-- BEGIN STORED ROWS --

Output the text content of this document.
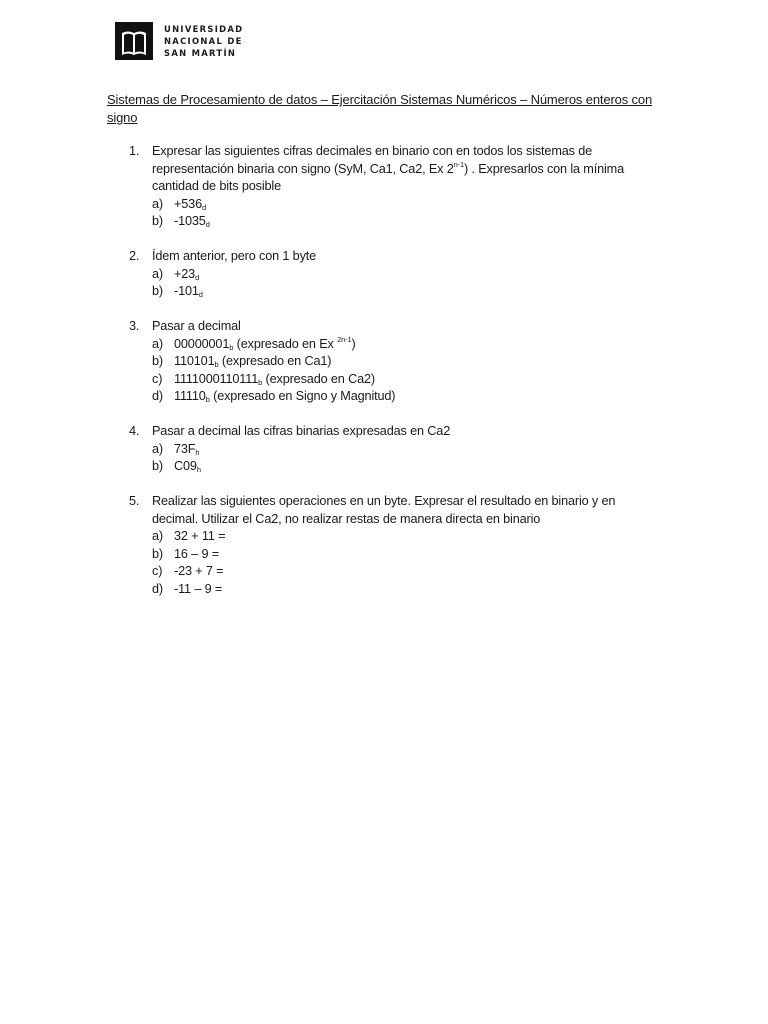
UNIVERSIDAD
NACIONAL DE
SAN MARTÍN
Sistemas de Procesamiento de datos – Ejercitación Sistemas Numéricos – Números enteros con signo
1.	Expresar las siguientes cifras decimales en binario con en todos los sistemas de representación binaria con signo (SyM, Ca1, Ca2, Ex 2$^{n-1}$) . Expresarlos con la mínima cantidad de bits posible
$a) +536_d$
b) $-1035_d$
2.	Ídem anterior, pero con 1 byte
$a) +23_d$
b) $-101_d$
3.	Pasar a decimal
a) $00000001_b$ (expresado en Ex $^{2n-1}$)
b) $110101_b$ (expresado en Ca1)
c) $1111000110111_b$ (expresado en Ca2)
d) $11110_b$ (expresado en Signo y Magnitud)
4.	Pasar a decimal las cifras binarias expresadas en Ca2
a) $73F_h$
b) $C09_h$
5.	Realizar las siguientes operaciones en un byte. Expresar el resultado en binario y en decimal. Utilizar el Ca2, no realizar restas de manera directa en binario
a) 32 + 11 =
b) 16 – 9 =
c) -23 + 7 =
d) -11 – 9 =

-- END STORED ROWS --
-- BEGIN STORED ROWS --

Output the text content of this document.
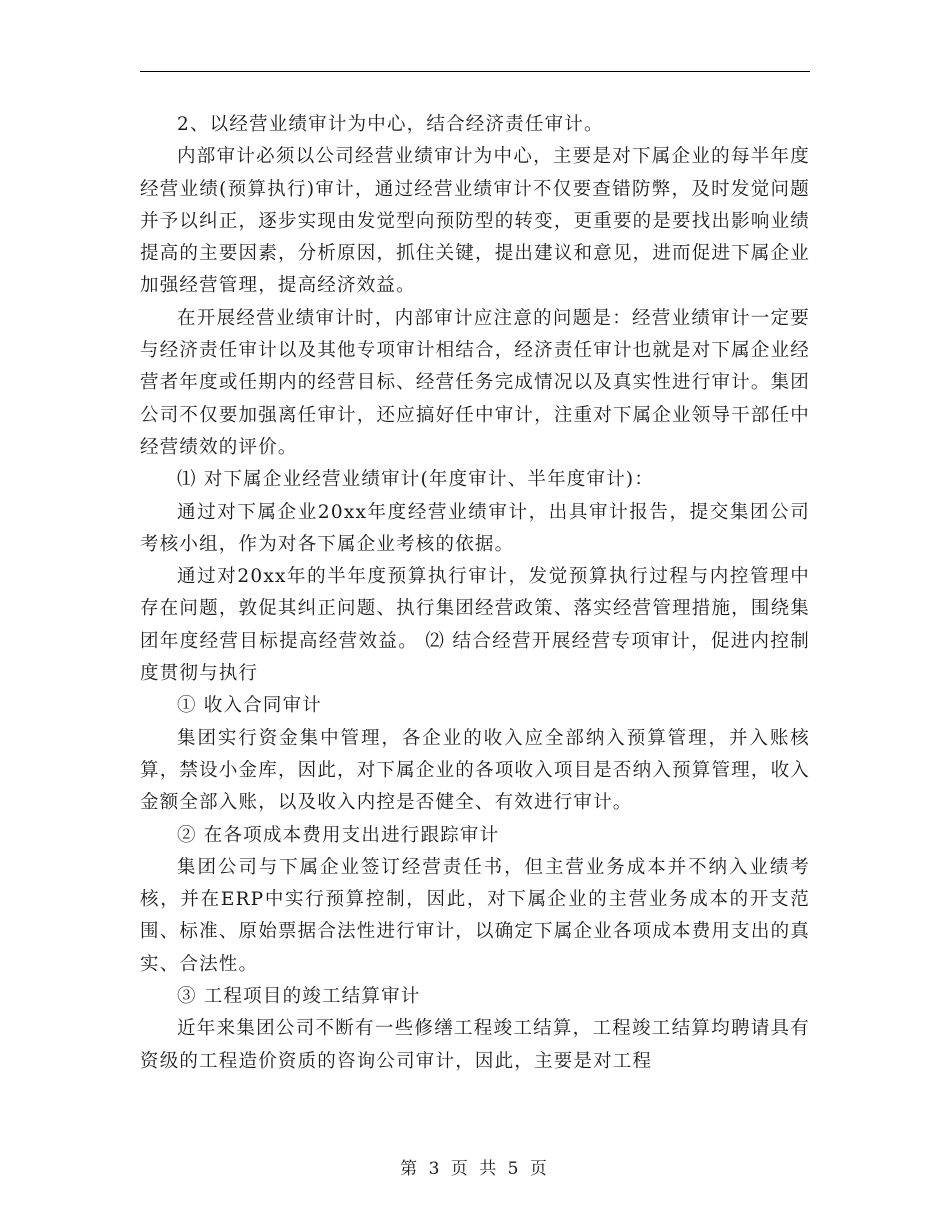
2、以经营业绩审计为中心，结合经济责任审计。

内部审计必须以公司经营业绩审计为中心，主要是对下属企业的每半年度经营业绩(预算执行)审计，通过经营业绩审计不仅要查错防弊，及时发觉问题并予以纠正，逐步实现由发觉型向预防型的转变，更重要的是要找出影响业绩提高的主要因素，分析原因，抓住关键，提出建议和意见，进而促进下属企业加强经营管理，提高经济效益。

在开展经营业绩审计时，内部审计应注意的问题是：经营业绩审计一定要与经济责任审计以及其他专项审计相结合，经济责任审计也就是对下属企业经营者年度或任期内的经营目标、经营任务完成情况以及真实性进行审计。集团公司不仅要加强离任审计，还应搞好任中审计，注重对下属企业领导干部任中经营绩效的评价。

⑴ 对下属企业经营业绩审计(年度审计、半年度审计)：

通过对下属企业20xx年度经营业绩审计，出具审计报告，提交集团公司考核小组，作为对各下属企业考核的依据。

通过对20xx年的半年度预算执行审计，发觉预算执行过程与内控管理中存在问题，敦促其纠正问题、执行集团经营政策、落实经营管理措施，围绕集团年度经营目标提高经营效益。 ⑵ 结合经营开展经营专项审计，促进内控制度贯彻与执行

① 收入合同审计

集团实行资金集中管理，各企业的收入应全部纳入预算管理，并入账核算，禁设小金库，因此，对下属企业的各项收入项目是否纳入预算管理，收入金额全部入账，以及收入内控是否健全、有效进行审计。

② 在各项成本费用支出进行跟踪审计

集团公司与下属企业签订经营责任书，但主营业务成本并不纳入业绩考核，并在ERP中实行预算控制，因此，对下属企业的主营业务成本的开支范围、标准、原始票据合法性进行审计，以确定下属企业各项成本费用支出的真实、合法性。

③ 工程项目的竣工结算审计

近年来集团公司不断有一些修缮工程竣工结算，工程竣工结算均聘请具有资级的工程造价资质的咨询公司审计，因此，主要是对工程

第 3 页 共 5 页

-- END STORED ROWS --

INSTRUCTION — Copy each line of the data that contains the word "binario".

SOLUTION TO THIS PROBLEM —
1.	Expresar las siguientes cifras decimales en binario con en todos los sistemas de representación binaria con signo (SyM, Ca1, Ca2, Ex 2$^{n-1}$) . Expresarlos con la mínima cantidad de bits posible
5.	Realizar las siguientes operaciones en un byte. Expresar el resultado en binario y en decimal. Utilizar el Ca2, no realizar restas de manera directa en binario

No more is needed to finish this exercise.